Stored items
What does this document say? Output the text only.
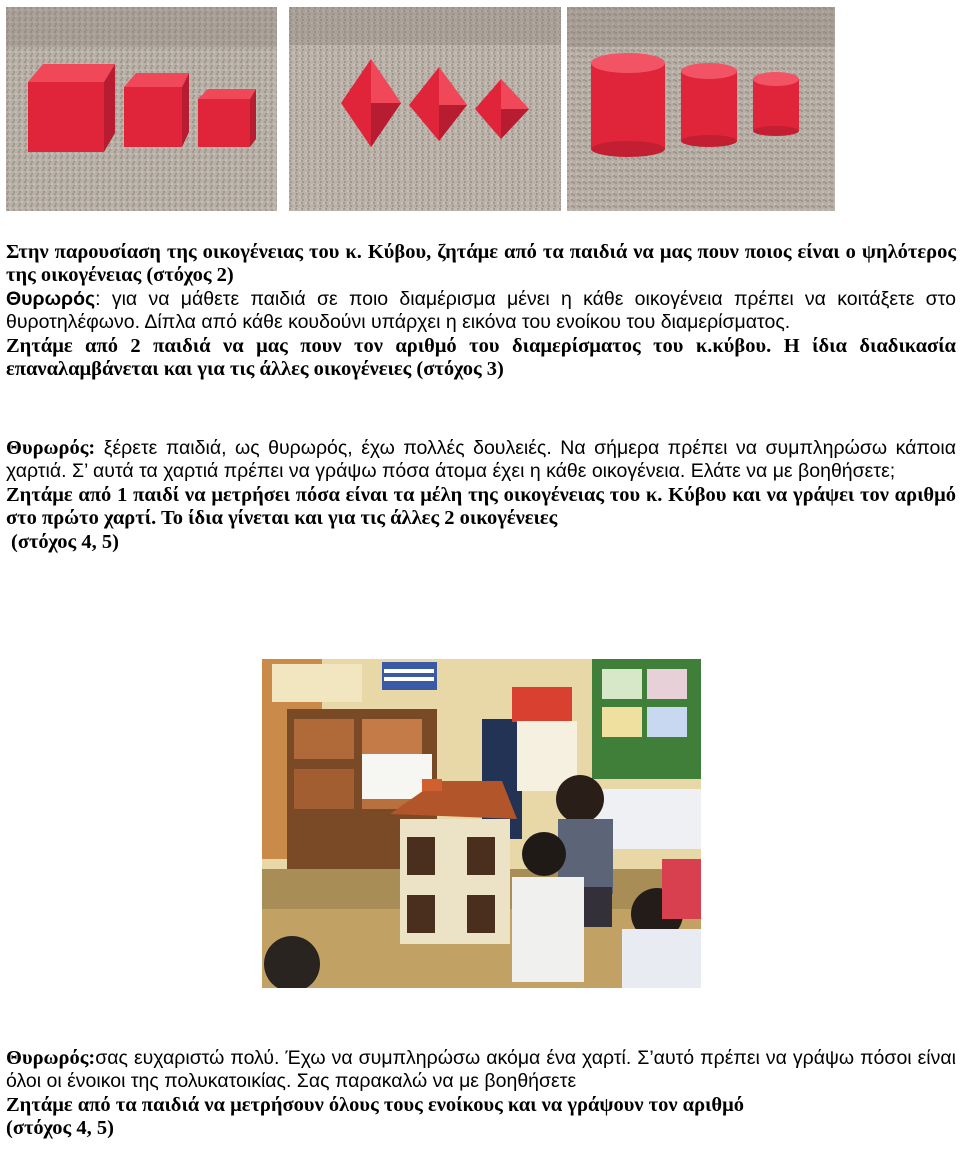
Στην παρουσίαση της οικογένειας του κ. Κύβου, ζητάμε από τα παιδιά να μας πουν ποιος είναι ο ψηλότερος της οικογένειας (στόχος 2)

Θυρωρός: για να μάθετε παιδιά σε ποιο διαμέρισμα μένει η κάθε οικογένεια πρέπει να κοιτάξετε στο θυροτηλέφωνο. Δίπλα από κάθε κουδούνι υπάρχει η εικόνα του ενοίκου του διαμερίσματος.

Ζητάμε από 2 παιδιά να μας πουν τον αριθμό του διαμερίσματος του κ.κύβου. Η ίδια διαδικασία επαναλαμβάνεται και για τις άλλες οικογένειες (στόχος 3)

Θυρωρός: ξέρετε παιδιά, ως θυρωρός, έχω πολλές δουλειές. Να σήμερα πρέπει να συμπληρώσω κάποια χαρτιά. Σ’ αυτά τα χαρτιά πρέπει να γράψω πόσα άτομα έχει η κάθε οικογένεια. Ελάτε να με βοηθήσετε;

Ζητάμε από 1 παιδί να μετρήσει πόσα είναι τα μέλη της οικογένειας του κ. Κύβου και να γράψει τον αριθμό στο πρώτο χαρτί. Το ίδια γίνεται και για τις άλλες 2 οικογένειες

(στόχος 4, 5)

Θυρωρός:σας ευχαριστώ πολύ. Έχω να συμπληρώσω ακόμα ένα χαρτί. Σ’αυτό πρέπει να γράψω πόσοι είναι όλοι οι ένοικοι της πολυκατοικίας. Σας παρακαλώ να με βοηθήσετε

Ζητάμε από τα παιδιά να μετρήσουν όλους τους ενοίκους και να γράψουν τον αριθμό

(στόχος 4, 5)
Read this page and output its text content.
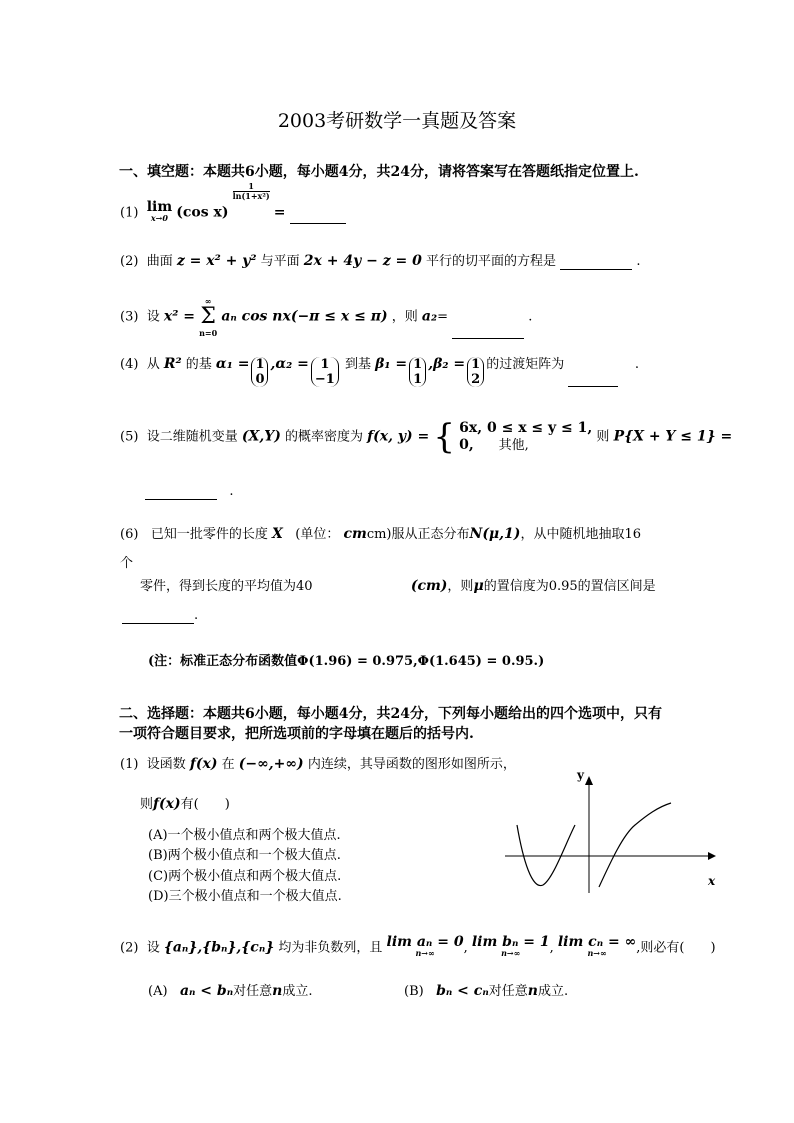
2003考研数学一真题及答案
一、填空题：本题共6小题，每小题4分，共24分，请将答案写在答题纸指定位置上.
(1) lim
x→0 (cos x)
$\frac{1}{\text{ln(1+x²)}}$
=
(2) 曲面 z = x² + y² 与平面 2x + 4y − z = 0 平行的切平面的方程是	.
(3) 设 x² =
∞
Σ
n=0
aₙ cos nx(−π ≤ x ≤ π) ，则 a₂=	.
(4) 从 R² 的基 α₁ = 1
0
,α₂ = 1
−1
到基 β₁ = 1
1
,β₂ = 1
2
的过渡矩阵为	.
(5) 设二维随机变量 (X,Y) 的概率密度为 f(x, y) = { 6x, 0 ≤ x ≤ y ≤ 1,
0, 其他,
则 P{X + Y ≤ 1} =
.
(6) 已知一批零件的长度 X (单位： cmcm)服从正态分布N(μ,1)，从中随机地抽取16
个
零件，得到长度的平均值为40	(cm)，则μ的置信度为0.95的置信区间是
.
(注：标准正态分布函数值Φ(1.96) = 0.975,Φ(1.645) = 0.95.)
二、选择题：本题共6小题，每小题4分，共24分，下列每小题给出的四个选项中，只有
一项符合题目要求，把所选项前的字母填在题后的括号内.
(1) 设函数 f(x) 在 (−∞,+∞) 内连续，其导函数的图形如图所示，
则f(x)有(　　)
(A)一个极小值点和两个极大值点.
(B)两个极小值点和一个极大值点.
(C)两个极小值点和两个极大值点.
(D)三个极小值点和一个极大值点.
y
x
(2) 设 {aₙ},{bₙ},{cₙ} 均为非负数列，且 lim aₙ = 0
n→∞ , lim bₙ = 1
n→∞ , lim cₙ = ∞
n→∞ ,则必有(　　)
(A) aₙ < bₙ对任意n成立.	(B) bₙ < cₙ对任意n成立.
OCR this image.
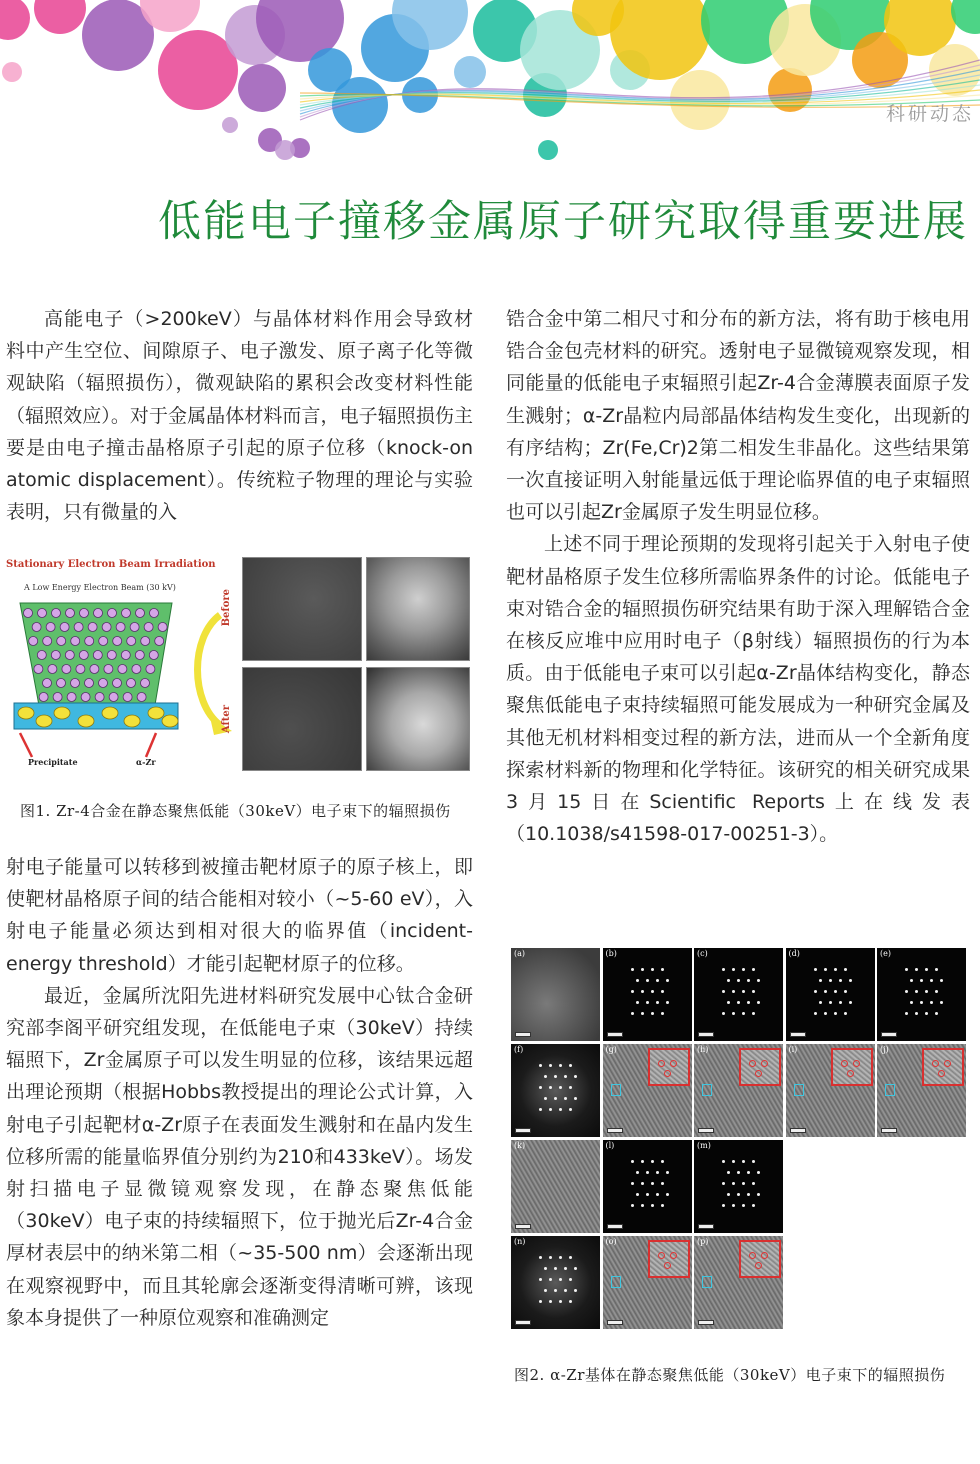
科研动态
低能电子撞移金属原子研究取得重要进展

高能电子（>200keV）与晶体材料作用会导致材料中产生空位、间隙原子、电子激发、原子离子化等微观缺陷（辐照损伤），微观缺陷的累积会改变材料性能（辐照效应）。对于金属晶体材料而言，电子辐照损伤主要是由电子撞击晶格原子引起的原子位移（knock-on atomic displacement）。传统粒子物理的理论与实验表明，只有微量的入

Stationary Electron Beam Irradiation
A Low Energy Electron Beam (30 kV)
Precipitate	α-Zr
Before
After
图1. Zr-4合金在静态聚焦低能（30keV）电子束下的辐照损伤

射电子能量可以转移到被撞击靶材原子的原子核上，即使靶材晶格原子间的结合能相对较小（~5-60 eV），入射电子能量必须达到相对很大的临界值（incident-energy threshold）才能引起靶材原子的位移。

最近，金属所沈阳先进材料研究发展中心钛合金研究部李阁平研究组发现，在低能电子束（30keV）持续辐照下，Zr金属原子可以发生明显的位移，该结果远超出理论预期（根据Hobbs教授提出的理论公式计算，入射电子引起靶材α-Zr原子在表面发生溅射和在晶内发生位移所需的能量临界值分别约为210和433keV）。场发射扫描电子显微镜观察发现，在静态聚焦低能（30keV）电子束的持续辐照下，位于抛光后Zr-4合金厚材表层中的纳米第二相（~35-500 nm）会逐渐出现在观察视野中，而且其轮廓会逐渐变得清晰可辨，该现象本身提供了一种原位观察和准确测定

锆合金中第二相尺寸和分布的新方法，将有助于核电用锆合金包壳材料的研究。透射电子显微镜观察发现，相同能量的低能电子束辐照引起Zr-4合金薄膜表面原子发生溅射；α-Zr晶粒内局部晶体结构发生变化，出现新的有序结构；Zr(Fe,Cr)2第二相发生非晶化。这些结果第一次直接证明入射能量远低于理论临界值的电子束辐照也可以引起Zr金属原子发生明显位移。

上述不同于理论预期的发现将引起关于入射电子使靶材晶格原子发生位移所需临界条件的讨论。低能电子束对锆合金的辐照损伤研究结果有助于深入理解锆合金在核反应堆中应用时电子（β射线）辐照损伤的行为本质。由于低能电子束可以引起α-Zr晶体结构变化，静态聚焦低能电子束持续辐照可能发展成为一种研究金属及其他无机材料相变过程的新方法，进而从一个全新角度探索材料新的物理和化学特征。该研究的相关研究成果3月15日在Scientific Reports上在线发表（10.1038/s41598-017-00251-3）。

(a)	(b)	(c)	(d)	(e)
(f)	(g)	(h)	(i)	(j)
(k)	(l)	(m)
(n)	(o)	(p)
图2. α-Zr基体在静态聚焦低能（30keV）电子束下的辐照损伤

Task goal. Search the data for "άλλες". Copy every line that has it.

Exercise solution.
Ζητάμε από 2 παιδιά να μας πουν τον αριθμό του διαμερίσματος του κ.κύβου. Η ίδια διαδικασία επαναλαμβάνεται και για τις άλλες οικογένειες (στόχος 3)
Ζητάμε από 1 παιδί να μετρήσει πόσα είναι τα μέλη της οικογένειας του κ. Κύβου και να γράψει τον αριθμό στο πρώτο χαρτί. Το ίδια γίνεται και για τις άλλες 2 οικογένειες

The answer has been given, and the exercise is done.